Problem requirements ▸
The records that follow are to be repeated without alteration.
** START Records provided **
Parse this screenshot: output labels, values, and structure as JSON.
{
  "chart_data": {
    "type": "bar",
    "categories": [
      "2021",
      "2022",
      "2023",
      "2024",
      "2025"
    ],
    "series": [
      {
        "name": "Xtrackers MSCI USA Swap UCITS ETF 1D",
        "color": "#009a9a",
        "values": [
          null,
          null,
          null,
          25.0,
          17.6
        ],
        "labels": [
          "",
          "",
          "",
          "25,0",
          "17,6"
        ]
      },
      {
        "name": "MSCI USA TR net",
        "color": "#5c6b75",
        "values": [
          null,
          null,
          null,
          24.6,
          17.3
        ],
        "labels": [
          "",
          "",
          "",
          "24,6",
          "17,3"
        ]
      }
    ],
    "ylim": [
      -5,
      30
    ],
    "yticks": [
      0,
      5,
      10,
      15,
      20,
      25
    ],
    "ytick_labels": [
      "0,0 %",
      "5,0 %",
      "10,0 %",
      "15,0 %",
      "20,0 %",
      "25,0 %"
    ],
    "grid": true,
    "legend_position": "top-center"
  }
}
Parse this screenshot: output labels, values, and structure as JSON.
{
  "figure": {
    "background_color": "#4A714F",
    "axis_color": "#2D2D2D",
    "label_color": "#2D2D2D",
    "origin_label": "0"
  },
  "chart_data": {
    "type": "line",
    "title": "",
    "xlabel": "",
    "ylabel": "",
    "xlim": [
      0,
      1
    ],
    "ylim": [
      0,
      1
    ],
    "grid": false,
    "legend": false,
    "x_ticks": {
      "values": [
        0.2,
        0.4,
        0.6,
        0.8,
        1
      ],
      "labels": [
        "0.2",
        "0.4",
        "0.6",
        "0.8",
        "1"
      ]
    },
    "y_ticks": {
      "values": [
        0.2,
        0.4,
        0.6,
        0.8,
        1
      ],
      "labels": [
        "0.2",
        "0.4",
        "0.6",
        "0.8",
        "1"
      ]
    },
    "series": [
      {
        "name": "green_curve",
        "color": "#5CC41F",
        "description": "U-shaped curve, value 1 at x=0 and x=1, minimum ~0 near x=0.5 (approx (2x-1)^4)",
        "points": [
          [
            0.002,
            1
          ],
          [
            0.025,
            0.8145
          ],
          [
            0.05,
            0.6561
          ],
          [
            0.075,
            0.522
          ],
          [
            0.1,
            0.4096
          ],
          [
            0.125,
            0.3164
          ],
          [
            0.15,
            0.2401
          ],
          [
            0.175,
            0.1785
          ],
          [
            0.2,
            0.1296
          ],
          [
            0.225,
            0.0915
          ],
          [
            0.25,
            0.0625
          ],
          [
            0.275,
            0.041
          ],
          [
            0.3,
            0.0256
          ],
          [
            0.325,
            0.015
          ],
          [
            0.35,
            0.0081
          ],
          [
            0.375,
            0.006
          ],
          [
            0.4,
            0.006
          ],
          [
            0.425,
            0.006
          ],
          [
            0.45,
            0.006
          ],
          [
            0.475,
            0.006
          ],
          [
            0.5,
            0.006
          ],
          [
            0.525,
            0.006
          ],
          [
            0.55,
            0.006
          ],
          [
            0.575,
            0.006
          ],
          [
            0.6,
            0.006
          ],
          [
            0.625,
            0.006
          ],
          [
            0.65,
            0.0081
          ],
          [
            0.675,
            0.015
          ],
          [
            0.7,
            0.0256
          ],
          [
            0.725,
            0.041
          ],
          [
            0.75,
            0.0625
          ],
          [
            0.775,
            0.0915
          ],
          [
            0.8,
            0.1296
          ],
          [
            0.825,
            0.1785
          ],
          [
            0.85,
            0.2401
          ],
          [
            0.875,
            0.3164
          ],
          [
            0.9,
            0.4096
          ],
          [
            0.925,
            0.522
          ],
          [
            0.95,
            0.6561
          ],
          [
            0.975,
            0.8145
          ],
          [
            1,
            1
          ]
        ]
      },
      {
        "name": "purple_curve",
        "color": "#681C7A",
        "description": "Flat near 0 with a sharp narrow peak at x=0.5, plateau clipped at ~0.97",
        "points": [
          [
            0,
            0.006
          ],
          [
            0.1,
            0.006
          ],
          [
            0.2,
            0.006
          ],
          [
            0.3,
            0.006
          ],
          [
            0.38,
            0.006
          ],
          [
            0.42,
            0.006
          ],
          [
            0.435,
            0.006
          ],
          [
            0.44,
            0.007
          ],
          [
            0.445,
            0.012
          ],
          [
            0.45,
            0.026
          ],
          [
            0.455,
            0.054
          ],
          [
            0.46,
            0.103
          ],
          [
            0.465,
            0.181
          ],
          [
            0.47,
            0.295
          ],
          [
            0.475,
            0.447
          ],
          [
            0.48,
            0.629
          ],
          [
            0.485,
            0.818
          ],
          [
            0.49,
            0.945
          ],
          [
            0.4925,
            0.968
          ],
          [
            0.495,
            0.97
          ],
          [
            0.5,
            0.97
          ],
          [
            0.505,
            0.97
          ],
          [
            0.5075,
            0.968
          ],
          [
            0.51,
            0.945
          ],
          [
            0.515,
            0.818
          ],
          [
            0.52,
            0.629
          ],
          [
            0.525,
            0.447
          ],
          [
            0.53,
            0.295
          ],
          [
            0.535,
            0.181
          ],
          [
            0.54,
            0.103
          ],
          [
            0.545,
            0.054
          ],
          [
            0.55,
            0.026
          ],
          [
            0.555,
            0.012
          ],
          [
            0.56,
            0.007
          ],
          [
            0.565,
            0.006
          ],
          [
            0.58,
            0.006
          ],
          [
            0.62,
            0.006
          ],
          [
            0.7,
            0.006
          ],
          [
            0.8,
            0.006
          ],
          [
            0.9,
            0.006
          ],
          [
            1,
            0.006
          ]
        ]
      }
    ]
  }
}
** END Records provided **
Output below ▸
Parse this screenshot: output labels, values, and structure as JSON.
{
  "chart_data": {
    "type": "bar",
    "categories": [
      "2021",
      "2022",
      "2023",
      "2024",
      "2025"
    ],
    "series": [
      {
        "name": "Xtrackers MSCI USA Swap UCITS ETF 1D",
        "color": "#009a9a",
        "values": [
          null,
          null,
          null,
          25.0,
          17.6
        ],
        "labels": [
          "",
          "",
          "",
          "25,0",
          "17,6"
        ]
      },
      {
        "name": "MSCI USA TR net",
        "color": "#5c6b75",
        "values": [
          null,
          null,
          null,
          24.6,
          17.3
        ],
        "labels": [
          "",
          "",
          "",
          "24,6",
          "17,3"
        ]
      }
    ],
    "ylim": [
      -5,
      30
    ],
    "yticks": [
      0,
      5,
      10,
      15,
      20,
      25
    ],
    "ytick_labels": [
      "0,0 %",
      "5,0 %",
      "10,0 %",
      "15,0 %",
      "20,0 %",
      "25,0 %"
    ],
    "grid": true,
    "legend_position": "top-center"
  }
}
Parse this screenshot: output labels, values, and structure as JSON.
{
  "figure": {
    "background_color": "#4A714F",
    "axis_color": "#2D2D2D",
    "label_color": "#2D2D2D",
    "origin_label": "0"
  },
  "chart_data": {
    "type": "line",
    "title": "",
    "xlabel": "",
    "ylabel": "",
    "xlim": [
      0,
      1
    ],
    "ylim": [
      0,
      1
    ],
    "grid": false,
    "legend": false,
    "x_ticks": {
      "values": [
        0.2,
        0.4,
        0.6,
        0.8,
        1
      ],
      "labels": [
        "0.2",
        "0.4",
        "0.6",
        "0.8",
        "1"
      ]
    },
    "y_ticks": {
      "values": [
        0.2,
        0.4,
        0.6,
        0.8,
        1
      ],
      "labels": [
        "0.2",
        "0.4",
        "0.6",
        "0.8",
        "1"
      ]
    },
    "series": [
      {
        "name": "green_curve",
        "color": "#5CC41F",
        "description": "U-shaped curve, value 1 at x=0 and x=1, minimum ~0 near x=0.5 (approx (2x-1)^4)",
        "points": [
          [
            0.002,
            1
          ],
          [
            0.025,
            0.8145
          ],
          [
            0.05,
            0.6561
          ],
          [
            0.075,
            0.522
          ],
          [
            0.1,
            0.4096
          ],
          [
            0.125,
            0.3164
          ],
          [
            0.15,
            0.2401
          ],
          [
            0.175,
            0.1785
          ],
          [
            0.2,
            0.1296
          ],
          [
            0.225,
            0.0915
          ],
          [
            0.25,
            0.0625
          ],
          [
            0.275,
            0.041
          ],
          [
            0.3,
            0.0256
          ],
          [
            0.325,
            0.015
          ],
          [
            0.35,
            0.0081
          ],
          [
            0.375,
            0.006
          ],
          [
            0.4,
            0.006
          ],
          [
            0.425,
            0.006
          ],
          [
            0.45,
            0.006
          ],
          [
            0.475,
            0.006
          ],
          [
            0.5,
            0.006
          ],
          [
            0.525,
            0.006
          ],
          [
            0.55,
            0.006
          ],
          [
            0.575,
            0.006
          ],
          [
            0.6,
            0.006
          ],
          [
            0.625,
            0.006
          ],
          [
            0.65,
            0.0081
          ],
          [
            0.675,
            0.015
          ],
          [
            0.7,
            0.0256
          ],
          [
            0.725,
            0.041
          ],
          [
            0.75,
            0.0625
          ],
          [
            0.775,
            0.0915
          ],
          [
            0.8,
            0.1296
          ],
          [
            0.825,
            0.1785
          ],
          [
            0.85,
            0.2401
          ],
          [
            0.875,
            0.3164
          ],
          [
            0.9,
            0.4096
          ],
          [
            0.925,
            0.522
          ],
          [
            0.95,
            0.6561
          ],
          [
            0.975,
            0.8145
          ],
          [
            1,
            1
          ]
        ]
      },
      {
        "name": "purple_curve",
        "color": "#681C7A",
        "description": "Flat near 0 with a sharp narrow peak at x=0.5, plateau clipped at ~0.97",
        "points": [
          [
            0,
            0.006
          ],
          [
            0.1,
            0.006
          ],
          [
            0.2,
            0.006
          ],
          [
            0.3,
            0.006
          ],
          [
            0.38,
            0.006
          ],
          [
            0.42,
            0.006
          ],
          [
            0.435,
            0.006
          ],
          [
            0.44,
            0.007
          ],
          [
            0.445,
            0.012
          ],
          [
            0.45,
            0.026
          ],
          [
            0.455,
            0.054
          ],
          [
            0.46,
            0.103
          ],
          [
            0.465,
            0.181
          ],
          [
            0.47,
            0.295
          ],
          [
            0.475,
            0.447
          ],
          [
            0.48,
            0.629
          ],
          [
            0.485,
            0.818
          ],
          [
            0.49,
            0.945
          ],
          [
            0.4925,
            0.968
          ],
          [
            0.495,
            0.97
          ],
          [
            0.5,
            0.97
          ],
          [
            0.505,
            0.97
          ],
          [
            0.5075,
            0.968
          ],
          [
            0.51,
            0.945
          ],
          [
            0.515,
            0.818
          ],
          [
            0.52,
            0.629
          ],
          [
            0.525,
            0.447
          ],
          [
            0.53,
            0.295
          ],
          [
            0.535,
            0.181
          ],
          [
            0.54,
            0.103
          ],
          [
            0.545,
            0.054
          ],
          [
            0.55,
            0.026
          ],
          [
            0.555,
            0.012
          ],
          [
            0.56,
            0.007
          ],
          [
            0.565,
            0.006
          ],
          [
            0.58,
            0.006
          ],
          [
            0.62,
            0.006
          ],
          [
            0.7,
            0.006
          ],
          [
            0.8,
            0.006
          ],
          [
            0.9,
            0.006
          ],
          [
            1,
            0.006
          ]
        ]
      }
    ]
  }
}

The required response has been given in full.